The entries below should be given again exactly, minus their pictures.
**** Entries provided ****
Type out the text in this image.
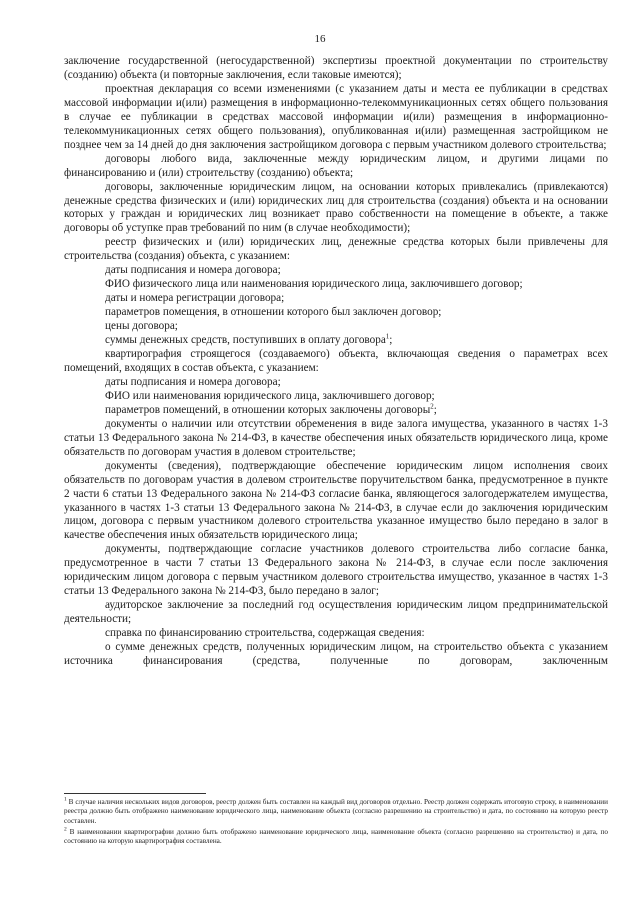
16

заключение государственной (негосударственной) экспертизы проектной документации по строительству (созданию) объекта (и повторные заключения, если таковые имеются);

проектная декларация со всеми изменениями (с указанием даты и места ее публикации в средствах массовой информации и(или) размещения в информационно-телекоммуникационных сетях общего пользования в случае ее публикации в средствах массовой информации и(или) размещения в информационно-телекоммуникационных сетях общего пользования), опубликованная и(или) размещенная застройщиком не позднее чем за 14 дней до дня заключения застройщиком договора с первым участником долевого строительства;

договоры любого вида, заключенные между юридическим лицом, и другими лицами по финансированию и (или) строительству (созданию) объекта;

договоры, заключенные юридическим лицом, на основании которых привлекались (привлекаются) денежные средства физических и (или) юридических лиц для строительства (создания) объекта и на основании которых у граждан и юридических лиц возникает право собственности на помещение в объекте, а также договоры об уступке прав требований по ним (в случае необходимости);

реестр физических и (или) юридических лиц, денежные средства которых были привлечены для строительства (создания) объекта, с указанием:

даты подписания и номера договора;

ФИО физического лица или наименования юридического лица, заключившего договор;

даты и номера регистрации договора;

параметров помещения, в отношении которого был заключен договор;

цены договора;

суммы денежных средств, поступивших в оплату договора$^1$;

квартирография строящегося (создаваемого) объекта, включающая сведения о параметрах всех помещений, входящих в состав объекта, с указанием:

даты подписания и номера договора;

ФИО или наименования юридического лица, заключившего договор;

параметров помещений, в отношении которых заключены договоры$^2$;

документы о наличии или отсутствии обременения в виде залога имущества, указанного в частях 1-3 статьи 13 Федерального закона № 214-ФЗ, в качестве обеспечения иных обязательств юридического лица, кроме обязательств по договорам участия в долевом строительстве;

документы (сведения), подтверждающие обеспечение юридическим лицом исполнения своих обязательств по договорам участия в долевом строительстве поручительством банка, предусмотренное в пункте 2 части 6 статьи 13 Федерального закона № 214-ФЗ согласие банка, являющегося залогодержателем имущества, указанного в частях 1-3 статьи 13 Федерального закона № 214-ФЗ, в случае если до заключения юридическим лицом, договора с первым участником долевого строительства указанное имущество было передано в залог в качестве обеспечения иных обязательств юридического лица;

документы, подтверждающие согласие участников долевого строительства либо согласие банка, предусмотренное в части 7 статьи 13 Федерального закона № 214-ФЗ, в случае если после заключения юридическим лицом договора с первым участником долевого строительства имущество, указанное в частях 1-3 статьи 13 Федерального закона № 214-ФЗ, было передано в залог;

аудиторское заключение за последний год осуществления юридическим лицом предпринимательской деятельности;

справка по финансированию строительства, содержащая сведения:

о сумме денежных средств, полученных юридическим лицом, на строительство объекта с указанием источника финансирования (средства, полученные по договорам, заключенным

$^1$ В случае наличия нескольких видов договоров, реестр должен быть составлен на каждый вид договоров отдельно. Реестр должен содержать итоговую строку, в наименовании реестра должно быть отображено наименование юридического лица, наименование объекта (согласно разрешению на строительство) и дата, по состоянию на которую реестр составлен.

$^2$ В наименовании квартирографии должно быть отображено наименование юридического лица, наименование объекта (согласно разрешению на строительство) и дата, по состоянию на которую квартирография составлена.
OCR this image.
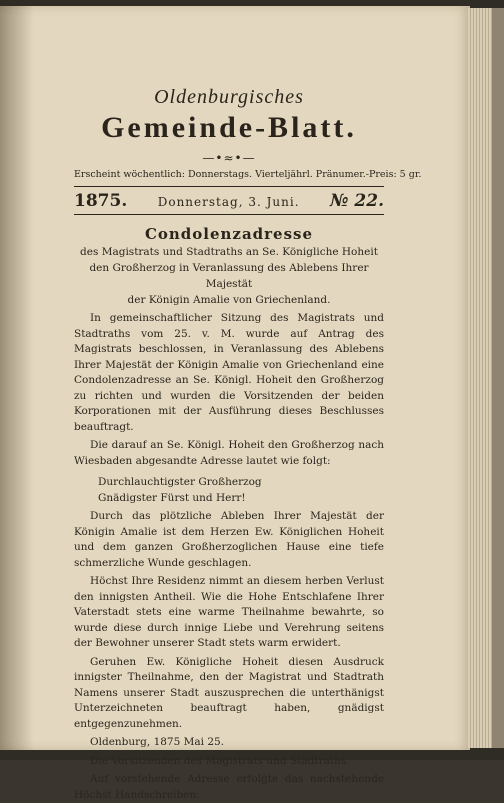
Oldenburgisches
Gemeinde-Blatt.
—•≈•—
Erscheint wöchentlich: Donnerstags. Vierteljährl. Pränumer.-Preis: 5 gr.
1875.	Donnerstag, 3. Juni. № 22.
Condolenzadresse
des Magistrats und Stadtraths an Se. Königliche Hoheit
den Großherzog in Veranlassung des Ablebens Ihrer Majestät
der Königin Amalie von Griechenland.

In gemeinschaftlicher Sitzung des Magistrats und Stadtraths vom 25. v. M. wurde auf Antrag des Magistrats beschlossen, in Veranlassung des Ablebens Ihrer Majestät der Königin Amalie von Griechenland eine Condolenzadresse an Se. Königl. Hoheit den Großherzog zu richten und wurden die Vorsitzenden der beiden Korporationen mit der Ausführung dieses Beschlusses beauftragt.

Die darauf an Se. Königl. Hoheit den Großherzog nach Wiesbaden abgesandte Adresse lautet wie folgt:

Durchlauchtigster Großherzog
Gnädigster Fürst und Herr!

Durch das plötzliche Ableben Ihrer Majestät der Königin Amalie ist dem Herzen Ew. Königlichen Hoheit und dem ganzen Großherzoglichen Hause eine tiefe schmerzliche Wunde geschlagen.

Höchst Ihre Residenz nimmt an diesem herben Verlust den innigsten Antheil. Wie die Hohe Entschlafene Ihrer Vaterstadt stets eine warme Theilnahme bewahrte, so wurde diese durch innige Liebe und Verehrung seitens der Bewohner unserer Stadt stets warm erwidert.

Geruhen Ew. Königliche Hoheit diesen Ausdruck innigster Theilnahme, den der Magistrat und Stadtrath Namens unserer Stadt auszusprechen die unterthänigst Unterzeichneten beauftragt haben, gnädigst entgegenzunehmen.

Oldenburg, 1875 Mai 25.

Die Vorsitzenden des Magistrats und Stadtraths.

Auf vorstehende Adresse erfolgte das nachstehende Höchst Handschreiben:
****
In response —
Type out the text in this image.
16

заключение государственной (негосударственной) экспертизы проектной документации по строительству (созданию) объекта (и повторные заключения, если таковые имеются);

проектная декларация со всеми изменениями (с указанием даты и места ее публикации в средствах массовой информации и(или) размещения в информационно-телекоммуникационных сетях общего пользования в случае ее публикации в средствах массовой информации и(или) размещения в информационно-телекоммуникационных сетях общего пользования), опубликованная и(или) размещенная застройщиком не позднее чем за 14 дней до дня заключения застройщиком договора с первым участником долевого строительства;

договоры любого вида, заключенные между юридическим лицом, и другими лицами по финансированию и (или) строительству (созданию) объекта;

договоры, заключенные юридическим лицом, на основании которых привлекались (привлекаются) денежные средства физических и (или) юридических лиц для строительства (создания) объекта и на основании которых у граждан и юридических лиц возникает право собственности на помещение в объекте, а также договоры об уступке прав требований по ним (в случае необходимости);

реестр физических и (или) юридических лиц, денежные средства которых были привлечены для строительства (создания) объекта, с указанием:

даты подписания и номера договора;

ФИО физического лица или наименования юридического лица, заключившего договор;

даты и номера регистрации договора;

параметров помещения, в отношении которого был заключен договор;

цены договора;

суммы денежных средств, поступивших в оплату договора$^1$;

квартирография строящегося (создаваемого) объекта, включающая сведения о параметрах всех помещений, входящих в состав объекта, с указанием:

даты подписания и номера договора;

ФИО или наименования юридического лица, заключившего договор;

параметров помещений, в отношении которых заключены договоры$^2$;

документы о наличии или отсутствии обременения в виде залога имущества, указанного в частях 1-3 статьи 13 Федерального закона № 214-ФЗ, в качестве обеспечения иных обязательств юридического лица, кроме обязательств по договорам участия в долевом строительстве;

документы (сведения), подтверждающие обеспечение юридическим лицом исполнения своих обязательств по договорам участия в долевом строительстве поручительством банка, предусмотренное в пункте 2 части 6 статьи 13 Федерального закона № 214-ФЗ согласие банка, являющегося залогодержателем имущества, указанного в частях 1-3 статьи 13 Федерального закона № 214-ФЗ, в случае если до заключения юридическим лицом, договора с первым участником долевого строительства указанное имущество было передано в залог в качестве обеспечения иных обязательств юридического лица;

документы, подтверждающие согласие участников долевого строительства либо согласие банка, предусмотренное в части 7 статьи 13 Федерального закона № 214-ФЗ, в случае если после заключения юридическим лицом договора с первым участником долевого строительства имущество, указанное в частях 1-3 статьи 13 Федерального закона № 214-ФЗ, было передано в залог;

аудиторское заключение за последний год осуществления юридическим лицом предпринимательской деятельности;

справка по финансированию строительства, содержащая сведения:

о сумме денежных средств, полученных юридическим лицом, на строительство объекта с указанием источника финансирования (средства, полученные по договорам, заключенным

$^1$ В случае наличия нескольких видов договоров, реестр должен быть составлен на каждый вид договоров отдельно. Реестр должен содержать итоговую строку, в наименовании реестра должно быть отображено наименование юридического лица, наименование объекта (согласно разрешению на строительство) и дата, по состоянию на которую реестр составлен.

$^2$ В наименовании квартирографии должно быть отображено наименование юридического лица, наименование объекта (согласно разрешению на строительство) и дата, по состоянию на которую квартирография составлена.
OCR this image.
Oldenburgisches
Gemeinde-Blatt.
—•≈•—
Erscheint wöchentlich: Donnerstags. Vierteljährl. Pränumer.-Preis: 5 gr.
1875.	Donnerstag, 3. Juni. № 22.
Condolenzadresse
des Magistrats und Stadtraths an Se. Königliche Hoheit
den Großherzog in Veranlassung des Ablebens Ihrer Majestät
der Königin Amalie von Griechenland.

In gemeinschaftlicher Sitzung des Magistrats und Stadtraths vom 25. v. M. wurde auf Antrag des Magistrats beschlossen, in Veranlassung des Ablebens Ihrer Majestät der Königin Amalie von Griechenland eine Condolenzadresse an Se. Königl. Hoheit den Großherzog zu richten und wurden die Vorsitzenden der beiden Korporationen mit der Ausführung dieses Beschlusses beauftragt.

Die darauf an Se. Königl. Hoheit den Großherzog nach Wiesbaden abgesandte Adresse lautet wie folgt:

Durchlauchtigster Großherzog
Gnädigster Fürst und Herr!

Durch das plötzliche Ableben Ihrer Majestät der Königin Amalie ist dem Herzen Ew. Königlichen Hoheit und dem ganzen Großherzoglichen Hause eine tiefe schmerzliche Wunde geschlagen.

Höchst Ihre Residenz nimmt an diesem herben Verlust den innigsten Antheil. Wie die Hohe Entschlafene Ihrer Vaterstadt stets eine warme Theilnahme bewahrte, so wurde diese durch innige Liebe und Verehrung seitens der Bewohner unserer Stadt stets warm erwidert.

Geruhen Ew. Königliche Hoheit diesen Ausdruck innigster Theilnahme, den der Magistrat und Stadtrath Namens unserer Stadt auszusprechen die unterthänigst Unterzeichneten beauftragt haben, gnädigst entgegenzunehmen.

Oldenburg, 1875 Mai 25.

Die Vorsitzenden des Magistrats und Stadtraths.

Auf vorstehende Adresse erfolgte das nachstehende Höchst Handschreiben:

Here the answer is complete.